**BRIEF**
Pull out every line below that holds the word "page".

**MATERIAL PROVIDED**
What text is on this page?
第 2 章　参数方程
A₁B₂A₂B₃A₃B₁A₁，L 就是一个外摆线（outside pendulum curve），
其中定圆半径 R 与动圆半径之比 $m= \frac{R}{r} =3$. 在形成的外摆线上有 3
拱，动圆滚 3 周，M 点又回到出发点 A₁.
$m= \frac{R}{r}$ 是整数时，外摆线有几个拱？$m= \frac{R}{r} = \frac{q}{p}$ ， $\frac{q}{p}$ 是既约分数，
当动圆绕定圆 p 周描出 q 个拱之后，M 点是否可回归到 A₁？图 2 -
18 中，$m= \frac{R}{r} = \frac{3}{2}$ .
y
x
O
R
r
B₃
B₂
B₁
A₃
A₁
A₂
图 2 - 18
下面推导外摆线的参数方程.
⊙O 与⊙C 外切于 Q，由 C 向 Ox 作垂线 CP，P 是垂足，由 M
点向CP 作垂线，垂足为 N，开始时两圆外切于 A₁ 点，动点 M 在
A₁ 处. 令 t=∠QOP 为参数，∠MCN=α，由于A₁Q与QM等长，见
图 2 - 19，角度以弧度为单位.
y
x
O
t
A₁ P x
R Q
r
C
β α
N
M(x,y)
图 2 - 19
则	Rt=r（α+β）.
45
* * *
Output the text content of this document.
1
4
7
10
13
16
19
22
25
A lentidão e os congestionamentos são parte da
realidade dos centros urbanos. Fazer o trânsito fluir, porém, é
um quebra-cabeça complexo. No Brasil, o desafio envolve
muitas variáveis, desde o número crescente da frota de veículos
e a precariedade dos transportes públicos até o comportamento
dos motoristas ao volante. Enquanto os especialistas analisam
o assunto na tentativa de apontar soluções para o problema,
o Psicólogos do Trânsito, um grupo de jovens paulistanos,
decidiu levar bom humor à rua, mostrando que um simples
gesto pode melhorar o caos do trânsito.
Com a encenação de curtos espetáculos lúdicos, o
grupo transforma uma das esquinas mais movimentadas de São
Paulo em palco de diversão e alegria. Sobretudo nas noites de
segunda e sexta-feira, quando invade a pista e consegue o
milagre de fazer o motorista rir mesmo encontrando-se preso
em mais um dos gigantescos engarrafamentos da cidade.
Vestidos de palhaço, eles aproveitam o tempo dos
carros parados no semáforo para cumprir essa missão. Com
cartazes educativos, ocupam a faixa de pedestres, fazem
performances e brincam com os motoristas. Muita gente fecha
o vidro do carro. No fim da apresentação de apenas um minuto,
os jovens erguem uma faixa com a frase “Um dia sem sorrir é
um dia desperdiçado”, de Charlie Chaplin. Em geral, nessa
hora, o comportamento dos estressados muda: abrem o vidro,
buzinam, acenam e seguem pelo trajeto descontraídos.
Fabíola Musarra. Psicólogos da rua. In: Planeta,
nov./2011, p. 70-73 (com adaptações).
* * *
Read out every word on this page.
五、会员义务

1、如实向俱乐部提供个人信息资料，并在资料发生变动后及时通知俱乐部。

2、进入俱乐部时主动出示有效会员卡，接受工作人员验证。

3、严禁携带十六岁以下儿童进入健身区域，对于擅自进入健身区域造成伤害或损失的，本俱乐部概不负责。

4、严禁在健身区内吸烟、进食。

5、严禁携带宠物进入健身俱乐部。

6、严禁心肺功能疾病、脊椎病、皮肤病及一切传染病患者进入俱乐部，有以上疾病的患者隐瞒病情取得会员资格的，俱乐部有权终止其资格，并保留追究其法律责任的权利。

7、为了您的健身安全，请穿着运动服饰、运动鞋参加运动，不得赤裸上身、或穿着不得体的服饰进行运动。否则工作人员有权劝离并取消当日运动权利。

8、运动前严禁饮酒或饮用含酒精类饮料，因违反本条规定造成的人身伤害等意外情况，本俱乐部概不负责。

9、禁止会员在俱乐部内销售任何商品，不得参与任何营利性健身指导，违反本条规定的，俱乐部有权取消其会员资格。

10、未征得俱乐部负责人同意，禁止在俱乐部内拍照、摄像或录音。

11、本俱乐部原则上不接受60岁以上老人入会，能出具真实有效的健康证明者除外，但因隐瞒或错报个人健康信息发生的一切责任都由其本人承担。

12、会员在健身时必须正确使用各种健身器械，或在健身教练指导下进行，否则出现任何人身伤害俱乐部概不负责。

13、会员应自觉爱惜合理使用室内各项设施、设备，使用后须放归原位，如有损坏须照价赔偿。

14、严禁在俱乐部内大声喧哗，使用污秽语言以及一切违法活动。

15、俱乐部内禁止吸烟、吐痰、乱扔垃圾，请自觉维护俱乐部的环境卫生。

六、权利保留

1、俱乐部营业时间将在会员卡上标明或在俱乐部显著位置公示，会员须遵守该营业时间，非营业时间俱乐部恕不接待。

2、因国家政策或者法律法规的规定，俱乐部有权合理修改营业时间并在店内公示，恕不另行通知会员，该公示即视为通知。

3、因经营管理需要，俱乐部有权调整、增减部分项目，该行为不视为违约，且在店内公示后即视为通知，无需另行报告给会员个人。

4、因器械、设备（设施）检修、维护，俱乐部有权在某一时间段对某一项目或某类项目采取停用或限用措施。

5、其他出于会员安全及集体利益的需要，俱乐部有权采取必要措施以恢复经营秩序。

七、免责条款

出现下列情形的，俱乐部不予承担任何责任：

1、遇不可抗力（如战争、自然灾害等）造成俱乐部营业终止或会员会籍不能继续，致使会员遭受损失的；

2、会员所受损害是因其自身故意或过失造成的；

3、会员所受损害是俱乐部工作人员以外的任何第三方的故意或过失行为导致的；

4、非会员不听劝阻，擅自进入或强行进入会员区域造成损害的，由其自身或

**SOLUTION TO THE EXERCISE**
What text is on this page?
Read out every word on this page.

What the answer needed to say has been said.